_The problem_. Count the lines in the entries below that include the word "сущность". Give nothing but the number.

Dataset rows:
--------------------------------------------------
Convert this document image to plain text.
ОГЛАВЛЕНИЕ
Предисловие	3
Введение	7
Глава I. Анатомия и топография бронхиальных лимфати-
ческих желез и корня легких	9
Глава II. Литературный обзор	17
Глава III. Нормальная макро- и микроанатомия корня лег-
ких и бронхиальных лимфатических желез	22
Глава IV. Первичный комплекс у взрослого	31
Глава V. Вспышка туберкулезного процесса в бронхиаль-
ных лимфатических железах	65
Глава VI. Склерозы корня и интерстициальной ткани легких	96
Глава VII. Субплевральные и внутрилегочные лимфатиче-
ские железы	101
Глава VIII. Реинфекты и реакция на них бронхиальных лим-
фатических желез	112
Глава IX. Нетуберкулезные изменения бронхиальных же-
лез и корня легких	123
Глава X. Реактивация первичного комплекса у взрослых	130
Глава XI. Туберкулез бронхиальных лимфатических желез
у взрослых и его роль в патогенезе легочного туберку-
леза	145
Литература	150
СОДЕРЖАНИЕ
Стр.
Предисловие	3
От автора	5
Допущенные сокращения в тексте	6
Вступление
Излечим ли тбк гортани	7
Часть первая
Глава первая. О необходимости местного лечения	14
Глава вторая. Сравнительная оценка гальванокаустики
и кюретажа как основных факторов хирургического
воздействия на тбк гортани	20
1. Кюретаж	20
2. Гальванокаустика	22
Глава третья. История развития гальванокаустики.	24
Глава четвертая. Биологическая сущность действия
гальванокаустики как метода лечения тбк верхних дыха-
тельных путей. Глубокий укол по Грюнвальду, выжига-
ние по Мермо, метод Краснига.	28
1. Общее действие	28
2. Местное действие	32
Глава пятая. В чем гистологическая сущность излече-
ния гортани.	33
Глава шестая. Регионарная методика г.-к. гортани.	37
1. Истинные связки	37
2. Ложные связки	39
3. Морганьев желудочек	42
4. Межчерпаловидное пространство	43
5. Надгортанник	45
--------------------------------------------------
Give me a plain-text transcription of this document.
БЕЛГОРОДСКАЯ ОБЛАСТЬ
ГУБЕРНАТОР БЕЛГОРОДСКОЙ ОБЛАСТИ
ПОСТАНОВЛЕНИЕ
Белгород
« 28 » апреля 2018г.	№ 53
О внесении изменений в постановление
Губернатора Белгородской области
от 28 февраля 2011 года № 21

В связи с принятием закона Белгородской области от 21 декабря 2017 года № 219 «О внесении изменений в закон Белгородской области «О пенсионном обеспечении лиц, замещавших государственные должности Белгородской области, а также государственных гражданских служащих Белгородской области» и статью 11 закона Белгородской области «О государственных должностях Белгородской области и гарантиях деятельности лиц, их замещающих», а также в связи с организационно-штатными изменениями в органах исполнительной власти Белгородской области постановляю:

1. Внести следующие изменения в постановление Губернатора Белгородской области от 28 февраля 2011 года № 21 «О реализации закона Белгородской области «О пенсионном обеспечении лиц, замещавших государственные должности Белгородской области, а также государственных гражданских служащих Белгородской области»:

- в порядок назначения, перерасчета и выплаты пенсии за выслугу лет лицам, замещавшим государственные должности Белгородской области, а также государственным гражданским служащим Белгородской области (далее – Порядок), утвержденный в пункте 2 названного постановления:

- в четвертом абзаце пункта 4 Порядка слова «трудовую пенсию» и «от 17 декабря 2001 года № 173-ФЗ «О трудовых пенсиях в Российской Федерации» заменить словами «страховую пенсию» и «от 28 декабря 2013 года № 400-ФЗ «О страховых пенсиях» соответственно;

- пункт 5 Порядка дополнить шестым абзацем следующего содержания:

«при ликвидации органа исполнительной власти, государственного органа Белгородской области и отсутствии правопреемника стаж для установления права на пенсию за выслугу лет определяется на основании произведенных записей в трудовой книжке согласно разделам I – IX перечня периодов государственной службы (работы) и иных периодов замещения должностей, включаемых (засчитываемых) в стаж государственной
--------------------------------------------------
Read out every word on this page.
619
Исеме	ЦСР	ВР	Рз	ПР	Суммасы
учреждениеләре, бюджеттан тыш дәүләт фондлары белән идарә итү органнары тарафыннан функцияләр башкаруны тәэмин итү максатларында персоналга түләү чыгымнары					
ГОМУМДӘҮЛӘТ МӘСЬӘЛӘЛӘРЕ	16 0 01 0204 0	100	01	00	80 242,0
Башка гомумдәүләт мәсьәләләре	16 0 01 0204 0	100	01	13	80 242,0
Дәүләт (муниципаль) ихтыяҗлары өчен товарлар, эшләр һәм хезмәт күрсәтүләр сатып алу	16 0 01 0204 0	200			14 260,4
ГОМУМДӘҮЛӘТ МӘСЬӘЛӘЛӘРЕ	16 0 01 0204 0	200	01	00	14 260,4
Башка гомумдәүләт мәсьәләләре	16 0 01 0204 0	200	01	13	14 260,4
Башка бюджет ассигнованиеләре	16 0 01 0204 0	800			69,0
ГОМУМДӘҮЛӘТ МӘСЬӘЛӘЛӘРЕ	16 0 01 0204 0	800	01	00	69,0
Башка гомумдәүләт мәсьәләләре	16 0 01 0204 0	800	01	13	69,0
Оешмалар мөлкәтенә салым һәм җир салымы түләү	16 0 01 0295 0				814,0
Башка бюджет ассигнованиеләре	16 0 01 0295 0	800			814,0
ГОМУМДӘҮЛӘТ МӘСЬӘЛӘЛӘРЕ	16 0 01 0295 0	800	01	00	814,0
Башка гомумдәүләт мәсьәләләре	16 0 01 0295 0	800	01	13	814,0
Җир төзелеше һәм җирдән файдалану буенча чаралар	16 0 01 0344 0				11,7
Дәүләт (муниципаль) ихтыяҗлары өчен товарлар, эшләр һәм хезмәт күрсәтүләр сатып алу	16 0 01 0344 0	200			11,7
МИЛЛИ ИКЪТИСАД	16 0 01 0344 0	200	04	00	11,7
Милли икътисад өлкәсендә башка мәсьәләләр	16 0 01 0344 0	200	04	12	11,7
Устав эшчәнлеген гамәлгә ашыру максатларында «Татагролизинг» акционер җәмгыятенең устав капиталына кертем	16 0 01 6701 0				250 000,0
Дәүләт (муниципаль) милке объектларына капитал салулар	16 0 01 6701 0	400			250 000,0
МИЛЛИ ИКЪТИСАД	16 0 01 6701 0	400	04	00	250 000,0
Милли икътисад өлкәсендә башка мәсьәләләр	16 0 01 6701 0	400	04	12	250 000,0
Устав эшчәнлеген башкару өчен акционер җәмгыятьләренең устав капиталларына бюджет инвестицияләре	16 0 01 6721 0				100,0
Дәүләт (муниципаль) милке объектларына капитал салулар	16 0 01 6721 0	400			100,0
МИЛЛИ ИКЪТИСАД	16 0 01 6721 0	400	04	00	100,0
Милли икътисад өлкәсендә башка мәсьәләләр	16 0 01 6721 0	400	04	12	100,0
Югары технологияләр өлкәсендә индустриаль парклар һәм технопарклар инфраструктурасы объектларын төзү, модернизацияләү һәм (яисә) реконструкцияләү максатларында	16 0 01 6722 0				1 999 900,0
--------------------------------------------------
_Result for this task_. 2